:: What to work on ::
Only the number is wanted: how many lines contain the word "structured"?

:: Data lines ::
## Begin
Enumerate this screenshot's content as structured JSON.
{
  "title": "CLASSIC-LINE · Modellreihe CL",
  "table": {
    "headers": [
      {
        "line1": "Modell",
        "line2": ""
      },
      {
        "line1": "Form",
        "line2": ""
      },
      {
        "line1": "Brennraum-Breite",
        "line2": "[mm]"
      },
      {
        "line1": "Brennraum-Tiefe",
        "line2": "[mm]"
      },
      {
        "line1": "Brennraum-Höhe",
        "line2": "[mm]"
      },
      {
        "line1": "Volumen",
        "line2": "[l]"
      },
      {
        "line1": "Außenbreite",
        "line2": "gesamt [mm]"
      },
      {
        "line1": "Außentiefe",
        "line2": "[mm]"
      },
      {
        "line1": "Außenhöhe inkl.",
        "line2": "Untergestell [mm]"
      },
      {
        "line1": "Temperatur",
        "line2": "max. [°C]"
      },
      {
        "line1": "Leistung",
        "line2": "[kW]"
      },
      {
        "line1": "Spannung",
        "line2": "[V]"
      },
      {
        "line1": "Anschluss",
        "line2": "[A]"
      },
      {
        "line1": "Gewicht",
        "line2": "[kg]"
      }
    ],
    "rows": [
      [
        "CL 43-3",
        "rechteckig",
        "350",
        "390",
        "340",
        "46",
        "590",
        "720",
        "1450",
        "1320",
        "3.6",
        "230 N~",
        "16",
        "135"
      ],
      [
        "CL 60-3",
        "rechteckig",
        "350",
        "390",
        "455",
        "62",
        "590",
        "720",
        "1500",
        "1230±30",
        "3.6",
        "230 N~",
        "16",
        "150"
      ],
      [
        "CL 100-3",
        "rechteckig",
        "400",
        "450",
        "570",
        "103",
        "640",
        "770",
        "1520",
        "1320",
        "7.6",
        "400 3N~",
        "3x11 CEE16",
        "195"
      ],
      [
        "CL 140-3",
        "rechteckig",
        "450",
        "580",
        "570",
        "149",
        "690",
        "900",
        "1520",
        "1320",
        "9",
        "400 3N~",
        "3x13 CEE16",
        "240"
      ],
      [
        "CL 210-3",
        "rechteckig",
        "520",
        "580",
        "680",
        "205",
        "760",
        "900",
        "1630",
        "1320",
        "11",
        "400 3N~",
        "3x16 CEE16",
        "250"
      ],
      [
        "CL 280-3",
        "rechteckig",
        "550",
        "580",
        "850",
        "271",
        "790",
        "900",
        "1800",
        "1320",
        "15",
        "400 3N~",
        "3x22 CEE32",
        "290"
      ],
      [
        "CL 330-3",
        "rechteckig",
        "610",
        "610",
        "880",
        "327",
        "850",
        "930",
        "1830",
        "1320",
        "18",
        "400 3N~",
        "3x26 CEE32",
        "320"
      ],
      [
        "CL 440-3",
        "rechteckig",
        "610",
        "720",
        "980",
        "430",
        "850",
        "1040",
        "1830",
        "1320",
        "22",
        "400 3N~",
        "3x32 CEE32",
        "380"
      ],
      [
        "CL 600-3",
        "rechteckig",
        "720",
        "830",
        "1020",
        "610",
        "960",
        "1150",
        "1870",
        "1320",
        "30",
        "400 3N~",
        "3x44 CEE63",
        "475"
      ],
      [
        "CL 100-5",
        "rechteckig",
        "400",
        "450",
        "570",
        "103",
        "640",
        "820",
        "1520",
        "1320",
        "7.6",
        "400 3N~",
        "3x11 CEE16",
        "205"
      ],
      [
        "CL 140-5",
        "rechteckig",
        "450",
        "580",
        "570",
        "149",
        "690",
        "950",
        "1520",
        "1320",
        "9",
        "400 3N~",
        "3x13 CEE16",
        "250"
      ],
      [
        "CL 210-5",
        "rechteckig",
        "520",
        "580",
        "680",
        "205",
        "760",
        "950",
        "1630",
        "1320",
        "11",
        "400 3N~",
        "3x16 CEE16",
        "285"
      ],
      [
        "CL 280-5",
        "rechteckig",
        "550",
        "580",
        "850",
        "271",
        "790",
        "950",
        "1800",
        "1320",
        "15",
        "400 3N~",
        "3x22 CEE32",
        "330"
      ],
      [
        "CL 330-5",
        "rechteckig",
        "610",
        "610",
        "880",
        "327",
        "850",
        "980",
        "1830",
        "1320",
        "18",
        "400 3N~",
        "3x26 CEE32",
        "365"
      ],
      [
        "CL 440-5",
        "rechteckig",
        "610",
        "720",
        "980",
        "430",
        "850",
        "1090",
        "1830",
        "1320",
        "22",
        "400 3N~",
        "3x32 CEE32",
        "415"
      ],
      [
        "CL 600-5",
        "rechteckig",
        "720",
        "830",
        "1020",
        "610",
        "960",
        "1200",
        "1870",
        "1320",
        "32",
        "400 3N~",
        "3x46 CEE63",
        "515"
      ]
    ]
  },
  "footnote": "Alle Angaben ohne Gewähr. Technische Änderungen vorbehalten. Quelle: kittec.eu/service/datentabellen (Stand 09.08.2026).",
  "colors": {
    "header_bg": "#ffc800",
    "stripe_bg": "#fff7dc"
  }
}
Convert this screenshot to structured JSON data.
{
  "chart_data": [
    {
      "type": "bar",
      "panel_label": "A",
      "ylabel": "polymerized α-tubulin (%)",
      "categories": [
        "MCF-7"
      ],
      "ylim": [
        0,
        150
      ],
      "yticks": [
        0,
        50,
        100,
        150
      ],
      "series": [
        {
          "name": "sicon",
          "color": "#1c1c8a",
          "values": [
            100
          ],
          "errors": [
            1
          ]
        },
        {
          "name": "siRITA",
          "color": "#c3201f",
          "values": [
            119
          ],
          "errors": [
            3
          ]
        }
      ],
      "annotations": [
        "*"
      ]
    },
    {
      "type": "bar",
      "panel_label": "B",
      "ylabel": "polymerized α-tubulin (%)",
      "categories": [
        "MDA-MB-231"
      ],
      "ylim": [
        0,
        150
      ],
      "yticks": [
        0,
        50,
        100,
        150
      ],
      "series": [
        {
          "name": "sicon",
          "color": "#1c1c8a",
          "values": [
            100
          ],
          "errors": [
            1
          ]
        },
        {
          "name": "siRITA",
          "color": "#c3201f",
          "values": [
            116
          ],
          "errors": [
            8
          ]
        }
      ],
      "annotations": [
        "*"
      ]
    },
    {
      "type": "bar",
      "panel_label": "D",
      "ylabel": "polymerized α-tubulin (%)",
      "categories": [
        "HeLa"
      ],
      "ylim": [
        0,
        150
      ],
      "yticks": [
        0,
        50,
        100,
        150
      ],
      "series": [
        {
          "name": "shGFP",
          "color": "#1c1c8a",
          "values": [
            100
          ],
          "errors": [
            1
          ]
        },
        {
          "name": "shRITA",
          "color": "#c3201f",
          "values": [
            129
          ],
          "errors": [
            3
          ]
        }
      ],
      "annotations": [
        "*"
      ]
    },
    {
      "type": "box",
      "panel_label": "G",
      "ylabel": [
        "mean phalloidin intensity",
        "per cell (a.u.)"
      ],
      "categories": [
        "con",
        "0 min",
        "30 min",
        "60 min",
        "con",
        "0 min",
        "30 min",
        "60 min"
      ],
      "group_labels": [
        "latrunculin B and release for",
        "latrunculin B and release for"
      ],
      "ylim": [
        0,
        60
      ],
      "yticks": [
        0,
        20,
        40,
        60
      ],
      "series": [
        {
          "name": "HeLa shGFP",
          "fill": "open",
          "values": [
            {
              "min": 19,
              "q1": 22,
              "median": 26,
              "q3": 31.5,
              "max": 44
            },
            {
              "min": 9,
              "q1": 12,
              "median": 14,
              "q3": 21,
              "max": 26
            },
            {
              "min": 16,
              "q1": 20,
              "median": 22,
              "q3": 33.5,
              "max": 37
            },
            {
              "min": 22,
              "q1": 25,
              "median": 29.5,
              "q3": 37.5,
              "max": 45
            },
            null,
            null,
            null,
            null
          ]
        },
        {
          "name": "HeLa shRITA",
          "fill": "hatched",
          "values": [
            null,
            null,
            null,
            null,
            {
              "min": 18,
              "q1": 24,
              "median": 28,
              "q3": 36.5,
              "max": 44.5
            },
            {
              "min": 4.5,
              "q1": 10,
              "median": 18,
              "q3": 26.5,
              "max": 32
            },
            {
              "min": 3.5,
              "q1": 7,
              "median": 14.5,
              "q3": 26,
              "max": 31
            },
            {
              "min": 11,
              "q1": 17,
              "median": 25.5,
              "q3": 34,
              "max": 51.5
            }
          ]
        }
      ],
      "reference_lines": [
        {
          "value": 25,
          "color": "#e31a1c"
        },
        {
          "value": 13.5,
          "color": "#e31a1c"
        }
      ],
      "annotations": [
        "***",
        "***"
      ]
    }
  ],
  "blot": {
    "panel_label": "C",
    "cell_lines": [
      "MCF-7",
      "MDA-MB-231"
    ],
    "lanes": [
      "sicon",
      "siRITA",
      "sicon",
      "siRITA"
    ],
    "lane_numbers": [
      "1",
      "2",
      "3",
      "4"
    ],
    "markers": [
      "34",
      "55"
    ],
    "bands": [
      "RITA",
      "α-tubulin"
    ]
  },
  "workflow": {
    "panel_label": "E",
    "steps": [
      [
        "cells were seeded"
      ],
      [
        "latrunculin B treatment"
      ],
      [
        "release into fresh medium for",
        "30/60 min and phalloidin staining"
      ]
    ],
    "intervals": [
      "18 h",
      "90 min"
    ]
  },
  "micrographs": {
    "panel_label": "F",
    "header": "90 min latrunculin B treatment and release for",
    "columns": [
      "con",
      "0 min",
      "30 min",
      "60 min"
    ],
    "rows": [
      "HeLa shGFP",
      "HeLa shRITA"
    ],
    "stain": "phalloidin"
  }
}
## End
:: Output below ::
2